* Task *
Reproduce, word for word, the part of the SolarWindow announcement that opens with the words containing "Typically, OPV performance" and closes with "New Energy Technologies.".

* Excerpted passage *
---

New Energy Technologies Inc., developer of see-through SolarWindow™ coatings, capable of generating electricity on glass and flexible plastics, today announced that its technology has set a new record for generating electricity while remaining see-through with over 50% greater power than prior attempts publicized by others. Using today’s certified power-production data, company engineers estimate that a SolarWindow installation on a fifty-story commercial building located in Florida could generate enough electricity to power at least 100 homes while eliminating the equivalent carbon emissions produced by vehicles driving approximately 2,750,000 miles per year.
The company’s announcement is based on results of independent testing and certification of its SolarWindow modules by the U.S. Department of Energy’s National Renewable Energy Laboratory (NREL). Based on this newly validated data from the high-performance modules unveiled on March 26, 2014, New Energy’s review of prevailing published literature and scientific reports confirmed that SolarWindow modules outperform publicized devices of comparable architecture, size, and design by over 53% in terms of power production — a major achievement and new record. The company’s certified, high-performance module is the most efficient organic photovoltaic (OPV) module ever measured by NREL’s Device Performance Measurement Laboratory.
Typically, OPV performance tests are conducted on small ‘lab-scale’ devices, which generally measure only 1 square inch or smaller due to the challenging nature of OPV scale-up for see-through (semi-transparent) devices. New Energy’s latest, high-performance SolarWindow module measures 36 square inches (232 square centimeters).
“We’ve long been confident that our SolarWindow modules are more power efficient and larger than any other like-technology. Now, our target customers – engineers, glass companies, architects, and building developers – know this to be the case,” announced Mr. John A. Conklin, President and CEO of New Energy Technologies.
“We are engineering our see-through SolarWindow products to generate sustainable electricity, and be aesthetically attractive, while being developed at a cost which makes economic sense to our customers,” continued Mr. Conklin. “We also remain mindful of ease-of-manufacturing, scale-up of size, and overall environmental benefits — all important considerations for our potential customers and future commercial partners in the commercial buildings sector.”
Company engineers envision installing SolarWindow on the vast areas of tinted glass surfaces on commercial buildings. In contrast, conventional solar power systems are limited to very small rooftop areas on skyscrapers and tall towers, which are already crowded with service systems such as HVAC services and elevators; tenant-amenities such as rooftop gardens and pools; and other high-footprint features.

---

[Page layout parsing data]
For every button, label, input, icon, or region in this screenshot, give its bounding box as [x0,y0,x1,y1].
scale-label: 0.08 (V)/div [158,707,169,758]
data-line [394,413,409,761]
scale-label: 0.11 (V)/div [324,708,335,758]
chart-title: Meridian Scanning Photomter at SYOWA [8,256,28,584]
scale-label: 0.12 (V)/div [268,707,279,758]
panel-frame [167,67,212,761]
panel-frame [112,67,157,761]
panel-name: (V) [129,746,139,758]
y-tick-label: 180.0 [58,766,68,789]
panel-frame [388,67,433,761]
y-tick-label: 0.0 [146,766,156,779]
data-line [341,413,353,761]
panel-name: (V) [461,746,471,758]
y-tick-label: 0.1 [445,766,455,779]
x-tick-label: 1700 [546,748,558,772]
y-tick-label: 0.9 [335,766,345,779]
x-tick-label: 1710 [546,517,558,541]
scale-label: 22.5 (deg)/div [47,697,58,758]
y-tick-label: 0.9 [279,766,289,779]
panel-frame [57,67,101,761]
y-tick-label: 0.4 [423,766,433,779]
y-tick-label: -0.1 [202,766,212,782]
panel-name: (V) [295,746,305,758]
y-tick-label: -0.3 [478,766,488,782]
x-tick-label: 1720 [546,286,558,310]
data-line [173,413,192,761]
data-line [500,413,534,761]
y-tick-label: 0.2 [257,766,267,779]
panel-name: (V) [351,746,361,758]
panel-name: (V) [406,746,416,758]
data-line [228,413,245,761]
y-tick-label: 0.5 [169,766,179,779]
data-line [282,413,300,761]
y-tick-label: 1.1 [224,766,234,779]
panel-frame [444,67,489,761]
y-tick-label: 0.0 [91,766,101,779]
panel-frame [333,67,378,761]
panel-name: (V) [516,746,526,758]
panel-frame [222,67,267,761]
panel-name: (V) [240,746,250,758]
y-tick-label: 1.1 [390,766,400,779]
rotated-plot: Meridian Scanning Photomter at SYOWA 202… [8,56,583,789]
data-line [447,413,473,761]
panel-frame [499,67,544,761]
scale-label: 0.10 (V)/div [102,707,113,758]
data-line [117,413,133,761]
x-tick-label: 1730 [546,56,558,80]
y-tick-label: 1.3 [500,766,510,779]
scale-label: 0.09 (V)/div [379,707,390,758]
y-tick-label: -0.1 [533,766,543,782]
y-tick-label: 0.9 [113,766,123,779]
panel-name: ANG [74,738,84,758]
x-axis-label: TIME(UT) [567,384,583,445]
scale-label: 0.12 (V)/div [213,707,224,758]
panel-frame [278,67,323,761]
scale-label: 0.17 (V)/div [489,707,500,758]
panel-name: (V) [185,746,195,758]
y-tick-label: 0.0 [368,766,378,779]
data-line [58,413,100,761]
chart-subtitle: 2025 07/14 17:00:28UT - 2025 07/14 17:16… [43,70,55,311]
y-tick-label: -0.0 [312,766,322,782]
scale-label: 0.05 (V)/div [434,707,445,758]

---

* Written response *
Typically, OPV performance tests are conducted on small ‘lab-scale’ devices, which generally measure only 1 square inch or smaller due to the challenging nature of OPV scale-up for see-through (semi-transparent) devices. New Energy’s latest, high-performance SolarWindow module measures 36 square inches (232 square centimeters).
“We’ve long been confident that our SolarWindow modules are more power efficient and larger than any other like-technology. Now, our target customers – engineers, glass companies, architects, and building developers – know this to be the case,” announced Mr. John A. Conklin, President and CEO of New Energy Technologies.